Data records
☆ ☆ ☆ ☆ ☆
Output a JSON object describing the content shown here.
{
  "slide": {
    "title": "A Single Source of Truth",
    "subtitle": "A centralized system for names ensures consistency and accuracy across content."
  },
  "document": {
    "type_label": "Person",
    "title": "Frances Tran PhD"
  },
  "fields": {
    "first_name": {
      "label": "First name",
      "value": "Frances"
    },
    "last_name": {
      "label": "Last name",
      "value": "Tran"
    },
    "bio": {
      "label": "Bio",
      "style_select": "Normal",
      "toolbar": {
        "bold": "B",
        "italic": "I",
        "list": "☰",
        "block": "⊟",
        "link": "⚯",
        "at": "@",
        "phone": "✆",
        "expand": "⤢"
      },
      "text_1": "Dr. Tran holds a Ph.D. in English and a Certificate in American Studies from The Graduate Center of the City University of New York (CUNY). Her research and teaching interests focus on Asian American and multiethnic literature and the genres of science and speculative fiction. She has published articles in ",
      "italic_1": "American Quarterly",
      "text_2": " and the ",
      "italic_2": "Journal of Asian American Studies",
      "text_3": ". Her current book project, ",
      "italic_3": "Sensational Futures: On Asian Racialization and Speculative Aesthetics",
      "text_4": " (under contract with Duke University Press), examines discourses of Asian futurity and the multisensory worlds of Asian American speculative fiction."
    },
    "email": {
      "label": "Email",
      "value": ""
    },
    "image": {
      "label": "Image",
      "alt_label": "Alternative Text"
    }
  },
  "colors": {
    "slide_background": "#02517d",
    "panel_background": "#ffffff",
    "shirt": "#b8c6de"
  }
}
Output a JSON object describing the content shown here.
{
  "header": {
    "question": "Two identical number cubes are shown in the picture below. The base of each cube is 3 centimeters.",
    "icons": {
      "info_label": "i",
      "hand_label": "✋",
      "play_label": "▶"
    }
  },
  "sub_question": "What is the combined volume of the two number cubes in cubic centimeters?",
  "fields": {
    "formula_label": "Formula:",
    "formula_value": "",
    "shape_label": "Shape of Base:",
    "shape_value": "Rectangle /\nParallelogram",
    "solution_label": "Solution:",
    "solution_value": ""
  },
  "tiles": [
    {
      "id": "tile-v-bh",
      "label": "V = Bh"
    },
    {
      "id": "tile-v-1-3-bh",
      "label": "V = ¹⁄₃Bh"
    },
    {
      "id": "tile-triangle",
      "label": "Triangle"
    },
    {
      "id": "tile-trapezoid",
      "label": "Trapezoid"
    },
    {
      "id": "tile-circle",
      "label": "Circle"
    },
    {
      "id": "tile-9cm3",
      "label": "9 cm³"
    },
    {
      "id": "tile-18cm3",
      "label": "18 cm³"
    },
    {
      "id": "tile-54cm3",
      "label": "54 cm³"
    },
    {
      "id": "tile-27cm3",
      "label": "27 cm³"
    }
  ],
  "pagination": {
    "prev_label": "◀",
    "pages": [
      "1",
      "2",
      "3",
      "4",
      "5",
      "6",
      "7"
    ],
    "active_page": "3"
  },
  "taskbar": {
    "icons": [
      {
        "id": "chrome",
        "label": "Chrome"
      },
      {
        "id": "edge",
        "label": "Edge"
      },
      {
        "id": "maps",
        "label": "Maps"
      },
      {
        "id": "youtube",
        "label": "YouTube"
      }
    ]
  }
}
☆ ☆ ☆ ☆ ☆
Repeat the records above exactly.

## SOLUTION TO THE PROBLEM
Output a JSON object describing the content shown here.
{
  "slide": {
    "title": "A Single Source of Truth",
    "subtitle": "A centralized system for names ensures consistency and accuracy across content."
  },
  "document": {
    "type_label": "Person",
    "title": "Frances Tran PhD"
  },
  "fields": {
    "first_name": {
      "label": "First name",
      "value": "Frances"
    },
    "last_name": {
      "label": "Last name",
      "value": "Tran"
    },
    "bio": {
      "label": "Bio",
      "style_select": "Normal",
      "toolbar": {
        "bold": "B",
        "italic": "I",
        "list": "☰",
        "block": "⊟",
        "link": "⚯",
        "at": "@",
        "phone": "✆",
        "expand": "⤢"
      },
      "text_1": "Dr. Tran holds a Ph.D. in English and a Certificate in American Studies from The Graduate Center of the City University of New York (CUNY). Her research and teaching interests focus on Asian American and multiethnic literature and the genres of science and speculative fiction. She has published articles in ",
      "italic_1": "American Quarterly",
      "text_2": " and the ",
      "italic_2": "Journal of Asian American Studies",
      "text_3": ". Her current book project, ",
      "italic_3": "Sensational Futures: On Asian Racialization and Speculative Aesthetics",
      "text_4": " (under contract with Duke University Press), examines discourses of Asian futurity and the multisensory worlds of Asian American speculative fiction."
    },
    "email": {
      "label": "Email",
      "value": ""
    },
    "image": {
      "label": "Image",
      "alt_label": "Alternative Text"
    }
  },
  "colors": {
    "slide_background": "#02517d",
    "panel_background": "#ffffff",
    "shirt": "#b8c6de"
  }
}
Output a JSON object describing the content shown here.
{
  "header": {
    "question": "Two identical number cubes are shown in the picture below. The base of each cube is 3 centimeters.",
    "icons": {
      "info_label": "i",
      "hand_label": "✋",
      "play_label": "▶"
    }
  },
  "sub_question": "What is the combined volume of the two number cubes in cubic centimeters?",
  "fields": {
    "formula_label": "Formula:",
    "formula_value": "",
    "shape_label": "Shape of Base:",
    "shape_value": "Rectangle /\nParallelogram",
    "solution_label": "Solution:",
    "solution_value": ""
  },
  "tiles": [
    {
      "id": "tile-v-bh",
      "label": "V = Bh"
    },
    {
      "id": "tile-v-1-3-bh",
      "label": "V = ¹⁄₃Bh"
    },
    {
      "id": "tile-triangle",
      "label": "Triangle"
    },
    {
      "id": "tile-trapezoid",
      "label": "Trapezoid"
    },
    {
      "id": "tile-circle",
      "label": "Circle"
    },
    {
      "id": "tile-9cm3",
      "label": "9 cm³"
    },
    {
      "id": "tile-18cm3",
      "label": "18 cm³"
    },
    {
      "id": "tile-54cm3",
      "label": "54 cm³"
    },
    {
      "id": "tile-27cm3",
      "label": "27 cm³"
    }
  ],
  "pagination": {
    "prev_label": "◀",
    "pages": [
      "1",
      "2",
      "3",
      "4",
      "5",
      "6",
      "7"
    ],
    "active_page": "3"
  },
  "taskbar": {
    "icons": [
      {
        "id": "chrome",
        "label": "Chrome"
      },
      {
        "id": "edge",
        "label": "Edge"
      },
      {
        "id": "maps",
        "label": "Maps"
      },
      {
        "id": "youtube",
        "label": "YouTube"
      }
    ]
  }
}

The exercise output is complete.